**STORED ROWS:**
——

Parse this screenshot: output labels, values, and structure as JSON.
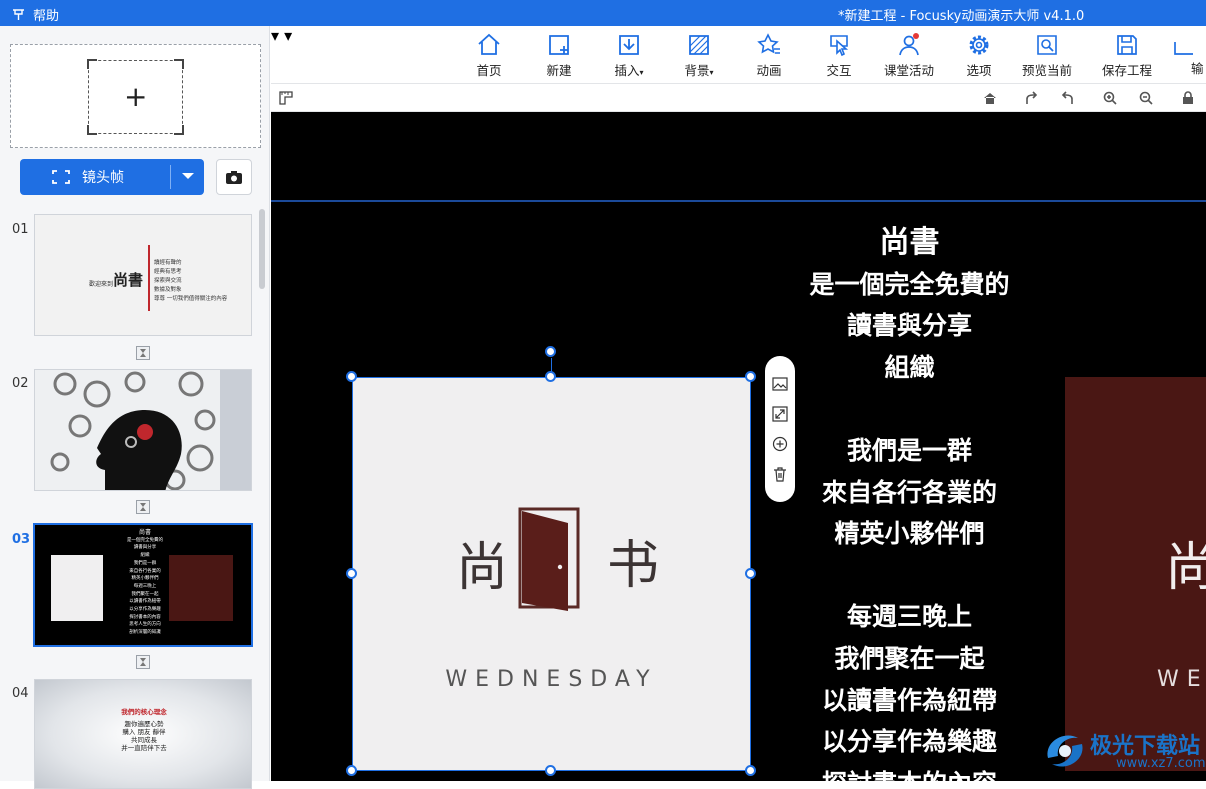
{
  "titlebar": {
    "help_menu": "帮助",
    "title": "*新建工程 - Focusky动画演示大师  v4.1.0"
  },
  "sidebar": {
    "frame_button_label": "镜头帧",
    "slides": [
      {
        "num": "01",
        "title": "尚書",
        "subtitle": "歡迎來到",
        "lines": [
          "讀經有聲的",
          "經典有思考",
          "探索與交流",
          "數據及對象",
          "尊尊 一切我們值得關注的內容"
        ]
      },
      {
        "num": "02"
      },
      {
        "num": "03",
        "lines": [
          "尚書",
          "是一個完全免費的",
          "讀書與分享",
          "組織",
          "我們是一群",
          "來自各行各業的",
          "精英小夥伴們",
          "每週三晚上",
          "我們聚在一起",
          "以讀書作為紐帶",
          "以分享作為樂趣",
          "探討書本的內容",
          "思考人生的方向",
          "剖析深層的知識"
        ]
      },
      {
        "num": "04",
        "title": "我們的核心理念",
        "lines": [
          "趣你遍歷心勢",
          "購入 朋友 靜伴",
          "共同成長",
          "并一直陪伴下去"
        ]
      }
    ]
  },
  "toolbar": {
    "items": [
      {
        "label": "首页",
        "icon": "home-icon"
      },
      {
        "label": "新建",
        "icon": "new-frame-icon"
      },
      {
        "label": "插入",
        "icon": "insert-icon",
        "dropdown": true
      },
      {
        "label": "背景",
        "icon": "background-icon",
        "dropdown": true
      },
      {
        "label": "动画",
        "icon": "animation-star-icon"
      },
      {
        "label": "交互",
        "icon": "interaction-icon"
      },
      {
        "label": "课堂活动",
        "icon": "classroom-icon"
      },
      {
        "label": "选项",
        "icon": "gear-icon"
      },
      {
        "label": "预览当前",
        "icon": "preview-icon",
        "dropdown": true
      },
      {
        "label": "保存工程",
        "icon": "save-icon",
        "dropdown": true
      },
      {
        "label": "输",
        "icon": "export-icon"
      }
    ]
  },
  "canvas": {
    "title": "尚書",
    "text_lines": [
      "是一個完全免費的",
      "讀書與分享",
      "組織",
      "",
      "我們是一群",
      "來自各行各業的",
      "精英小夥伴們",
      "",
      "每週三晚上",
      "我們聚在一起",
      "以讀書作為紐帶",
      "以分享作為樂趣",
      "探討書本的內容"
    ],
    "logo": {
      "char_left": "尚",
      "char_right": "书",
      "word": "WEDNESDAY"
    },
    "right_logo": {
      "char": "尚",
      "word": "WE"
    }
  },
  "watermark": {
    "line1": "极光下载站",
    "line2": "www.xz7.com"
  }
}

——

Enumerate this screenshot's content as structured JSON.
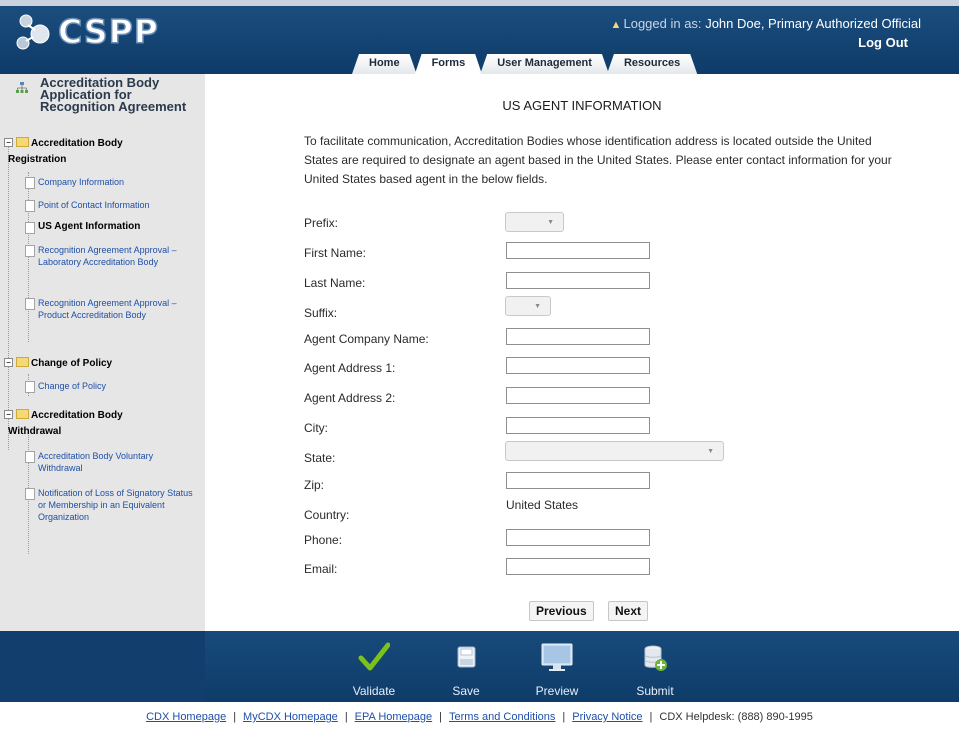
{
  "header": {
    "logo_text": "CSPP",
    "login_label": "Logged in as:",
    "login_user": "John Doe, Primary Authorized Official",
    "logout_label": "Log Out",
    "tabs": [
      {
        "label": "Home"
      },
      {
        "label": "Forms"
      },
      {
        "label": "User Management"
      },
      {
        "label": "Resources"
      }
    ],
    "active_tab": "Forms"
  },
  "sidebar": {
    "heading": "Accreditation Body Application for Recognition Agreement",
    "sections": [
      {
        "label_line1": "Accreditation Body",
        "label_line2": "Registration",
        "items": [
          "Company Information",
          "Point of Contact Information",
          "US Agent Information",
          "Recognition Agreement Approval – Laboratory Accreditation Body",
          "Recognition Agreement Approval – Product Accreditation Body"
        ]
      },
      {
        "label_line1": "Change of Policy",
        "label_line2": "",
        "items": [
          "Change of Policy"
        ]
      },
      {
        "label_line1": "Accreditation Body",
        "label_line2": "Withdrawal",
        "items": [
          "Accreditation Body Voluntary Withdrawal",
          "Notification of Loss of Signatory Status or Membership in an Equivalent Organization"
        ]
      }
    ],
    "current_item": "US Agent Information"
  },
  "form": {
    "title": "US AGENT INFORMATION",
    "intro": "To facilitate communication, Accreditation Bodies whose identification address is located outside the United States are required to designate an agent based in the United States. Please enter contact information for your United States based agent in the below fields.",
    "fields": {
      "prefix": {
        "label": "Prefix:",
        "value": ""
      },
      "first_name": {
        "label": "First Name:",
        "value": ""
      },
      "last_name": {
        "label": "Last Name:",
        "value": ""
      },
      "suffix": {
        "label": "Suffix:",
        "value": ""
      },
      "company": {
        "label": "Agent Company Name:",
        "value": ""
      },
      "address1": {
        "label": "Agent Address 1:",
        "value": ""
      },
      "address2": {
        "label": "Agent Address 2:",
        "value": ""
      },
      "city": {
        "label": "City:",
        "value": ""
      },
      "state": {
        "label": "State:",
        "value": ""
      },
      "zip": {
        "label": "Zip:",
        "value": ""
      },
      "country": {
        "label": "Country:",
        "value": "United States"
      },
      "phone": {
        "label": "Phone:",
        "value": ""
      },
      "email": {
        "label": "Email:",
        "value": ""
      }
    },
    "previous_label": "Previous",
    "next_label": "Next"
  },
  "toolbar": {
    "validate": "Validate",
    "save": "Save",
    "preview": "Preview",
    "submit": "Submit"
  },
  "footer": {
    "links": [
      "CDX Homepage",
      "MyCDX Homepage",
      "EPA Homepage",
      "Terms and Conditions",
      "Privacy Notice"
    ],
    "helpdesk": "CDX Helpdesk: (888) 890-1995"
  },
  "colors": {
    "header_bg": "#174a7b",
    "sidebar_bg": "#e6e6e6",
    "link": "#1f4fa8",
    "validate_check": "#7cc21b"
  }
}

——

Using the material above, state how many lines include the string "screenshot". Answer with a single number.

2